■ Given request: Output the material exactly, but drop every image it holds.

--

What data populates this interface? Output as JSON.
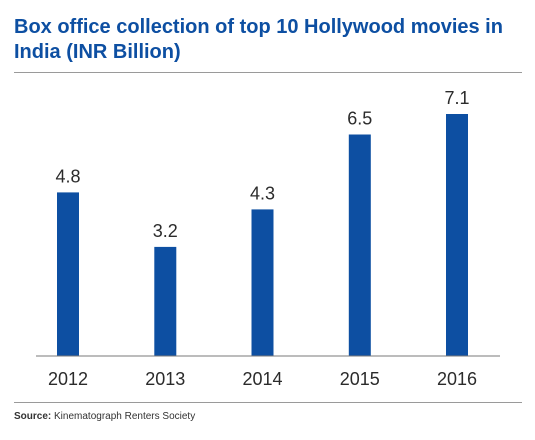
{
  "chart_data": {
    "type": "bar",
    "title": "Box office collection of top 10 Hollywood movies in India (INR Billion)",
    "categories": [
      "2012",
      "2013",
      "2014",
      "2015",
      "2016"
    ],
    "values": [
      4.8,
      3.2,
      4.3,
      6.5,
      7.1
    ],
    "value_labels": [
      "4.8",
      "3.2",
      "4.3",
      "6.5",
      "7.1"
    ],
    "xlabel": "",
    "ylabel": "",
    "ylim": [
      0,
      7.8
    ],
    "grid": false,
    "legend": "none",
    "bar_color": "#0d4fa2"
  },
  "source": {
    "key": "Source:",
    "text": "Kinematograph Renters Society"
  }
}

--

■ Final result:
What data populates this interface? Output as JSON.
{
  "chart_data": {
    "type": "bar",
    "title": "Box office collection of top 10 Hollywood movies in India (INR Billion)",
    "categories": [
      "2012",
      "2013",
      "2014",
      "2015",
      "2016"
    ],
    "values": [
      4.8,
      3.2,
      4.3,
      6.5,
      7.1
    ],
    "value_labels": [
      "4.8",
      "3.2",
      "4.3",
      "6.5",
      "7.1"
    ],
    "xlabel": "",
    "ylabel": "",
    "ylim": [
      0,
      7.8
    ],
    "grid": false,
    "legend": "none",
    "bar_color": "#0d4fa2"
  },
  "source": {
    "key": "Source:",
    "text": "Kinematograph Renters Society"
  }
}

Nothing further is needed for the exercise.